Excerpt from a dataset:
******
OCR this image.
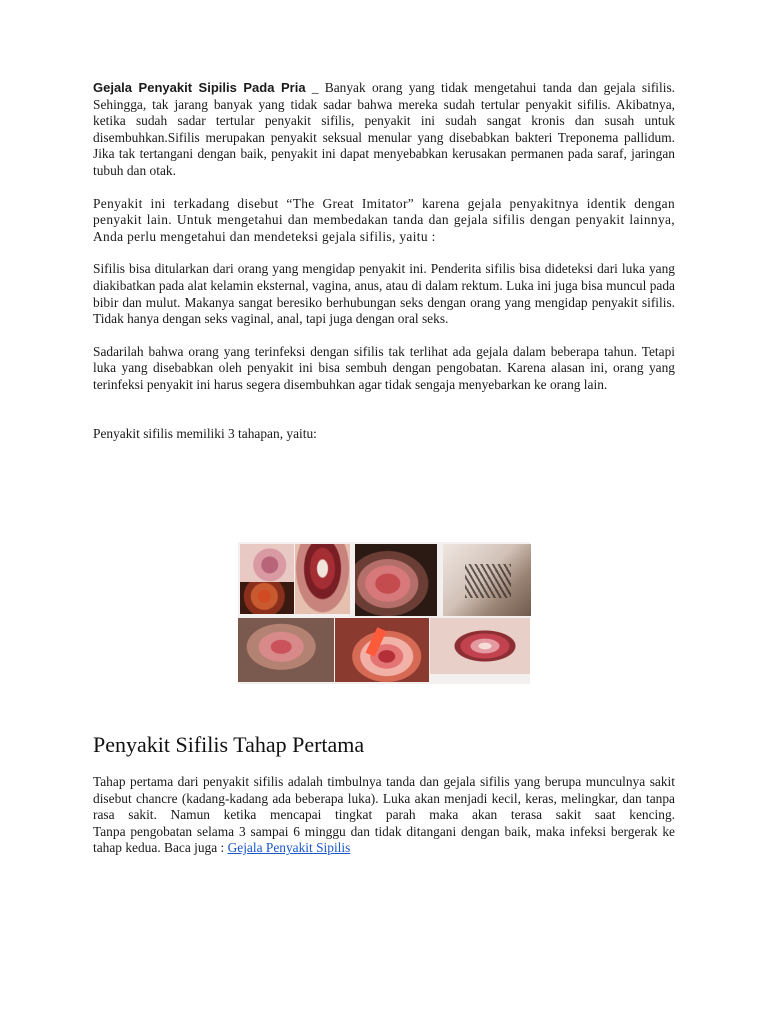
Gejala Penyakit Sipilis Pada Pria _ Banyak orang yang tidak mengetahui tanda dan gejala sifilis. Sehingga, tak jarang banyak yang tidak sadar bahwa mereka sudah tertular penyakit sifilis. Akibatnya, ketika sudah sadar tertular penyakit sifilis, penyakit ini sudah sangat kronis dan susah untuk disembuhkan.Sifilis merupakan penyakit seksual menular yang disebabkan bakteri Treponema pallidum. Jika tak tertangani dengan baik, penyakit ini dapat menyebabkan kerusakan permanen pada saraf, jaringan tubuh dan otak.

Penyakit ini terkadang disebut “The Great Imitator” karena gejala penyakitnya identik dengan penyakit lain. Untuk mengetahui dan membedakan tanda dan gejala sifilis dengan penyakit lainnya, Anda perlu mengetahui dan mendeteksi gejala sifilis, yaitu :

Sifilis bisa ditularkan dari orang yang mengidap penyakit ini. Penderita sifilis bisa dideteksi dari luka yang diakibatkan pada alat kelamin eksternal, vagina, anus, atau di dalam rektum. Luka ini juga bisa muncul pada bibir dan mulut. Makanya sangat beresiko berhubungan seks dengan orang yang mengidap penyakit sifilis. Tidak hanya dengan seks vaginal, anal, tapi juga dengan oral seks.

Sadarilah bahwa orang yang terinfeksi dengan sifilis tak terlihat ada gejala dalam beberapa tahun. Tetapi luka yang disebabkan oleh penyakit ini bisa sembuh dengan pengobatan. Karena alasan ini, orang yang terinfeksi penyakit ini harus segera disembuhkan agar tidak sengaja menyebarkan ke orang lain.

Penyakit sifilis memiliki 3 tahapan, yaitu:

Penyakit Sifilis Tahap Pertama

Tahap pertama dari penyakit sifilis adalah timbulnya tanda dan gejala sifilis yang berupa munculnya sakit disebut chancre (kadang-kadang ada beberapa luka). Luka akan menjadi kecil, keras, melingkar, dan tanpa rasa sakit. Namun ketika mencapai tingkat parah maka akan terasa sakit saat kencing.

Tanpa pengobatan selama 3 sampai 6 minggu dan tidak ditangani dengan baik, maka infeksi bergerak ke tahap kedua. Baca juga : Gejala Penyakit Sipilis
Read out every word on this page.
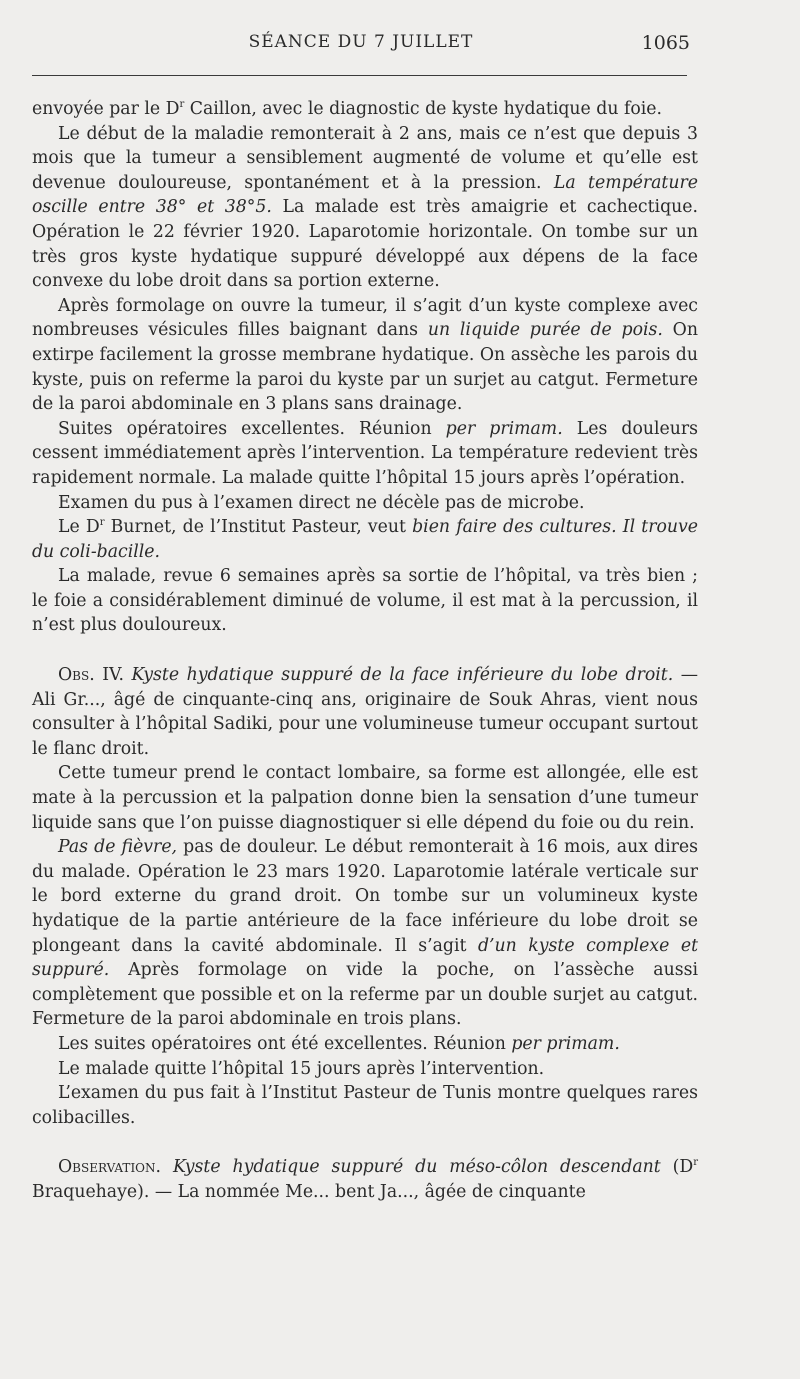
SÉANCE DU 7 JUILLET	1065

envoyée par le $D^r$ Caillon, avec le diagnostic de kyste hydatique du foie.

Le début de la maladie remonterait à 2 ans, mais ce n’est que depuis 3 mois que la tumeur a sensiblement augmenté de volume et qu’elle est devenue douloureuse, spontanément et à la pression. La température oscille entre 38° et 38°5. La malade est très amaigrie et cachectique. Opération le 22 février 1920. Laparotomie horizontale. On tombe sur un très gros kyste hydatique suppuré développé aux dépens de la face convexe du lobe droit dans sa portion externe.

Après formolage on ouvre la tumeur, il s’agit d’un kyste complexe avec nombreuses vésicules filles baignant dans un liquide purée de pois. On extirpe facilement la grosse membrane hydatique. On assèche les parois du kyste, puis on referme la paroi du kyste par un surjet au catgut. Fermeture de la paroi abdominale en 3 plans sans drainage.

Suites opératoires excellentes. Réunion per primam. Les douleurs cessent immédiatement après l’intervention. La température redevient très rapidement normale. La malade quitte l’hôpital 15 jours après l’opération.

Examen du pus à l’examen direct ne décèle pas de microbe.

Le $D^r$ Burnet, de l’Institut Pasteur, veut bien faire des cultures. Il trouve du coli-bacille.

La malade, revue 6 semaines après sa sortie de l’hôpital, va très bien ; le foie a considérablement diminué de volume, il est mat à la percussion, il n’est plus douloureux.

Obs. IV. Kyste hydatique suppuré de la face inférieure du lobe droit. — Ali Gr..., âgé de cinquante-cinq ans, originaire de Souk Ahras, vient nous consulter à l’hôpital Sadiki, pour une volumineuse tumeur occupant surtout le flanc droit.

Cette tumeur prend le contact lombaire, sa forme est allongée, elle est mate à la percussion et la palpation donne bien la sensation d’une tumeur liquide sans que l’on puisse diagnostiquer si elle dépend du foie ou du rein.

Pas de fièvre, pas de douleur. Le début remonterait à 16 mois, aux dires du malade. Opération le 23 mars 1920. Laparotomie latérale verticale sur le bord externe du grand droit. On tombe sur un volumineux kyste hydatique de la partie antérieure de la face inférieure du lobe droit se plongeant dans la cavité abdominale. Il s’agit d’un kyste complexe et suppuré. Après formolage on vide la poche, on l’assèche aussi complètement que possible et on la referme par un double surjet au catgut. Fermeture de la paroi abdominale en trois plans.

Les suites opératoires ont été excellentes. Réunion per primam.

Le malade quitte l’hôpital 15 jours après l’intervention.

L’examen du pus fait à l’Institut Pasteur de Tunis montre quelques rares colibacilles.

Observation. Kyste hydatique suppuré du méso-côlon descendant ($D^r$ Braquehaye). — La nommée Me... bent Ja..., âgée de cinquante
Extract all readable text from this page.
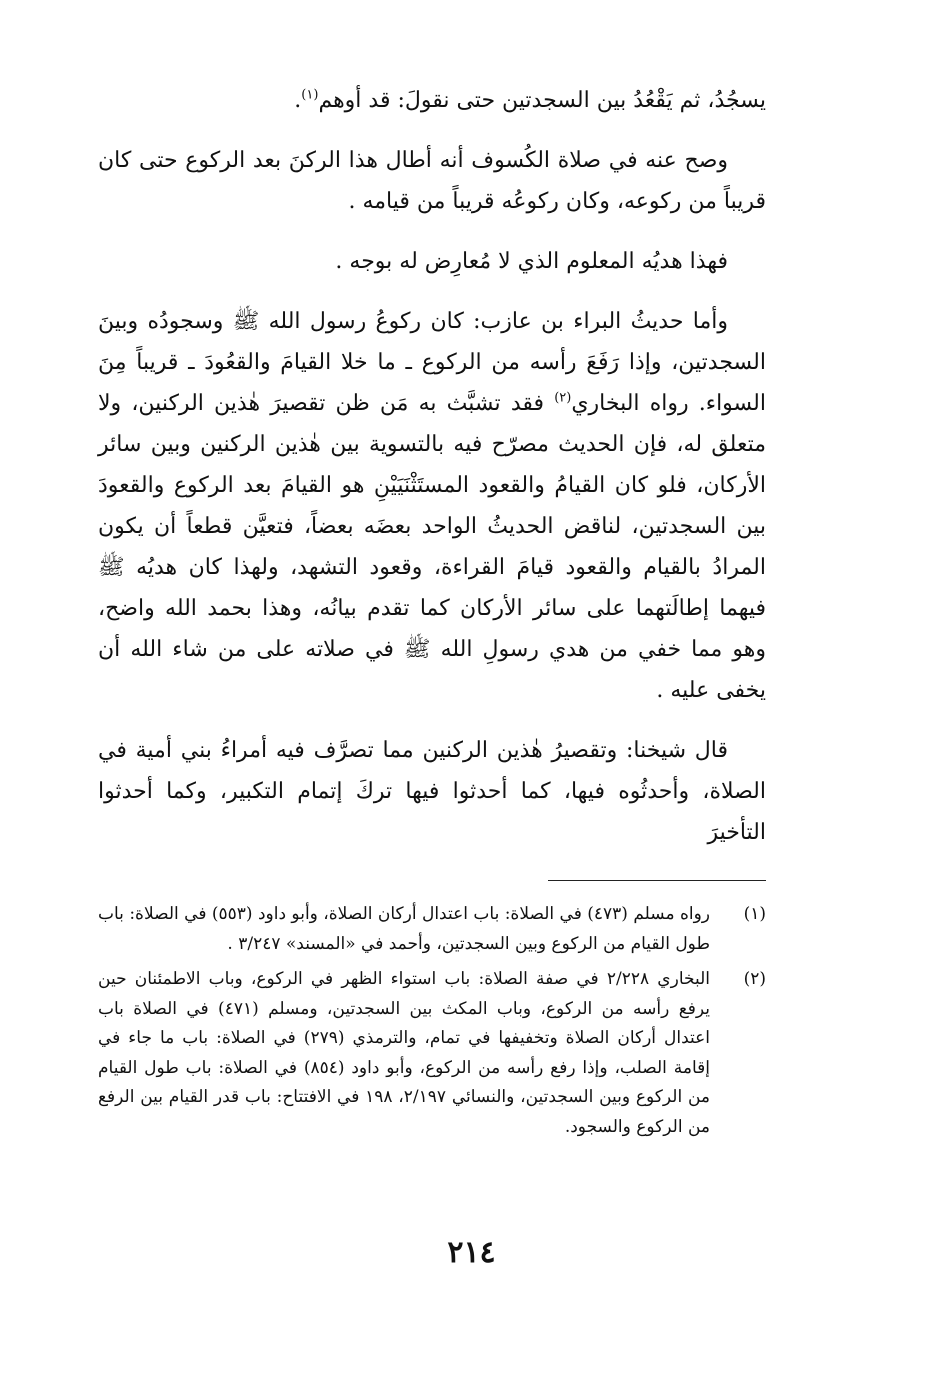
يسجُدُ، ثم يَقْعُدُ بين السجدتين حتى نقولَ: قد أوهم$^{(١)}$.

وصح عنه في صلاة الكُسوف أنه أطال هذا الركنَ بعد الركوع حتى كان قريباً من ركوعه، وكان ركوعُه قريباً من قيامه .

فهذا هديُه المعلوم الذي لا مُعارِض له بوجه .

وأما حديثُ البراء بن عازب: كان ركوعُ رسول الله ﷺ وسجودُه وبينَ السجدتين، وإذا رَفَعَ رأسه من الركوع ـ ما خلا القيامَ والقعُودَ ـ قريباً مِنَ السواء. رواه البخاري$^{(٢)}$ فقد تشبَّث به مَن ظن تقصيرَ هٰذين الركنين، ولا متعلق له، فإن الحديث مصرّح فيه بالتسوية بين هٰذين الركنين وبين سائر الأركان، فلو كان القيامُ والقعود المستَثْنَيَيْنِ هو القيامَ بعد الركوع والقعودَ بين السجدتين، لناقض الحديثُ الواحد بعضَه بعضاً، فتعيَّن قطعاً أن يكون المرادُ بالقيام والقعود قيامَ القراءة، وقعود التشهد، ولهذا كان هديُه ﷺ فيهما إطالَتهما على سائر الأركان كما تقدم بيانُه، وهذا بحمد الله واضح، وهو مما خفي من هدي رسولِ الله ﷺ في صلاته على من شاء الله أن يخفى عليه .

قال شيخنا: وتقصيرُ هٰذين الركنين مما تصرَّف فيه أمراءُ بني أمية في الصلاة، وأحدثُوه فيها، كما أحدثوا فيها تركَ إتمام التكبير، وكما أحدثوا التأخيرَ

(١)
رواه مسلم (٤٧٣) في الصلاة: باب اعتدال أركان الصلاة، وأبو داود (٥٥٣) في الصلاة: باب طول القيام من الركوع وبين السجدتين، وأحمد في «المسند» ٣/٢٤٧ .
(٢)
البخاري ٢/٢٢٨ في صفة الصلاة: باب استواء الظهر في الركوع، وباب الاطمئنان حين يرفع رأسه من الركوع، وباب المكث بين السجدتين، ومسلم (٤٧١) في الصلاة باب اعتدال أركان الصلاة وتخفيفها في تمام، والترمذي (٢٧٩) في الصلاة: باب ما جاء في إقامة الصلب، وإذا رفع رأسه من الركوع، وأبو داود (٨٥٤) في الصلاة: باب طول القيام من الركوع وبين السجدتين، والنسائي ٢/١٩٧، ١٩٨ في الافتتاح: باب قدر القيام بين الرفع من الركوع والسجود.
٢١٤
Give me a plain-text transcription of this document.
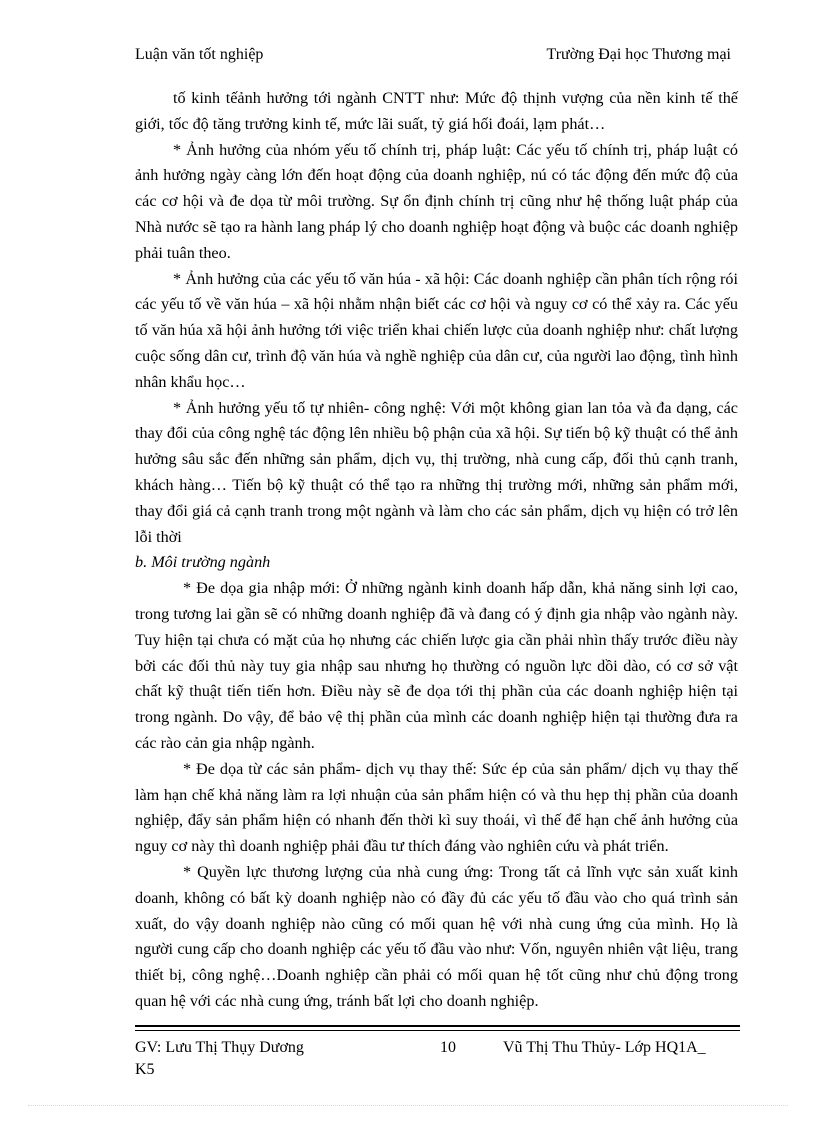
Luận văn tốt nghiệp	Trường Đại học Thương mại

tố kinh tếảnh hưởng tới ngành CNTT như: Mức độ thịnh vượng của nền kinh tế thế giới, tốc độ tăng trưởng kinh tế, mức lãi suất, tỷ giá hối đoái, lạm phát…

* Ảnh hưởng của nhóm yếu tố chính trị, pháp luật: Các yếu tố chính trị, pháp luật có ảnh hưởng ngày càng lớn đến hoạt động của doanh nghiệp, nú có tác động đến mức độ của các cơ hội và đe dọa từ môi trường. Sự ổn định chính trị cũng như hệ thống luật pháp của Nhà nước sẽ tạo ra hành lang pháp lý cho doanh nghiệp hoạt động và buộc các doanh nghiệp phải tuân theo.

* Ảnh hưởng của các yếu tố văn húa - xã hội: Các doanh nghiệp cần phân tích rộng rói các yếu tố về văn húa – xã hội nhằm nhận biết các cơ hội và nguy cơ có thể xảy ra. Các yếu tố văn húa xã hội ảnh hưởng tới việc triển khai chiến lược của doanh nghiệp như: chất lượng cuộc sống dân cư, trình độ văn húa và nghề nghiệp của dân cư, của người lao động, tình hình nhân khẩu học…

* Ảnh hưởng yếu tố tự nhiên- công nghệ: Với một không gian lan tỏa và đa dạng, các thay đổi của công nghệ tác động lên nhiều bộ phận của xã hội. Sự tiến bộ kỹ thuật có thể ảnh hưởng sâu sắc đến những sản phẩm, dịch vụ, thị trường, nhà cung cấp, đối thủ cạnh tranh, khách hàng… Tiến bộ kỹ thuật có thể tạo ra những thị trường mới, những sản phẩm mới, thay đổi giá cả cạnh tranh trong một ngành và làm cho các sản phẩm, dịch vụ hiện có trở lên lỗi thời

b. Môi trường ngành

* Đe dọa gia nhập mới: Ở những ngành kinh doanh hấp dẫn, khả năng sinh lợi cao, trong tương lai gần sẽ có những doanh nghiệp đã và đang có ý định gia nhập vào ngành này. Tuy hiện tại chưa có mặt của họ nhưng các chiến lược gia cần phải nhìn thấy trước điều này bởi các đối thủ này tuy gia nhập sau nhưng họ thường có nguồn lực dồi dào, có cơ sở vật chất kỹ thuật tiến tiến hơn. Điều này sẽ đe dọa tới thị phần của các doanh nghiệp hiện tại trong ngành. Do vậy, để bảo vệ thị phần của mình các doanh nghiệp hiện tại thường đưa ra các rào cản gia nhập ngành.

* Đe dọa từ các sản phẩm- dịch vụ thay thế: Sức ép của sản phẩm/ dịch vụ thay thế làm hạn chế khả năng làm ra lợi nhuận của sản phẩm hiện có và thu hẹp thị phần của doanh nghiệp, đẩy sản phẩm hiện có nhanh đến thời kì suy thoái, vì thế để hạn chế ảnh hưởng của nguy cơ này thì doanh nghiệp phải đầu tư thích đáng vào nghiên cứu và phát triển.

* Quyền lực thương lượng của nhà cung ứng: Trong tất cả lĩnh vực sản xuất kinh doanh, không có bất kỳ doanh nghiệp nào có đầy đủ các yếu tố đầu vào cho quá trình sản xuất, do vậy doanh nghiệp nào cũng có mối quan hệ với nhà cung ứng của mình. Họ là người cung cấp cho doanh nghiệp các yếu tố đầu vào như: Vốn, nguyên nhiên vật liệu, trang thiết bị, công nghệ…Doanh nghiệp cần phải có mối quan hệ tốt cũng như chủ động trong quan hệ với các nhà cung ứng, tránh bất lợi cho doanh nghiệp.

GV: Lưu Thị Thụy Dương	10	Vũ Thị Thu Thủy- Lớp HQ1A_
K5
******
WORK INSTRUCTIONS ▸ Select the lines from the entries that include the word "disebut".

EXERCISE SOLUTION ▸
Penyakit ini terkadang disebut “The Great Imitator” karena gejala penyakitnya identik dengan penyakit lain. Untuk mengetahui dan membedakan tanda dan gejala sifilis dengan penyakit lainnya, Anda perlu mengetahui dan mendeteksi gejala sifilis, yaitu :
Tahap pertama dari penyakit sifilis adalah timbulnya tanda dan gejala sifilis yang berupa munculnya sakit disebut chancre (kadang-kadang ada beberapa luka). Luka akan menjadi kecil, keras, melingkar, dan tanpa rasa sakit. Namun ketika mencapai tingkat parah maka akan terasa sakit saat kencing.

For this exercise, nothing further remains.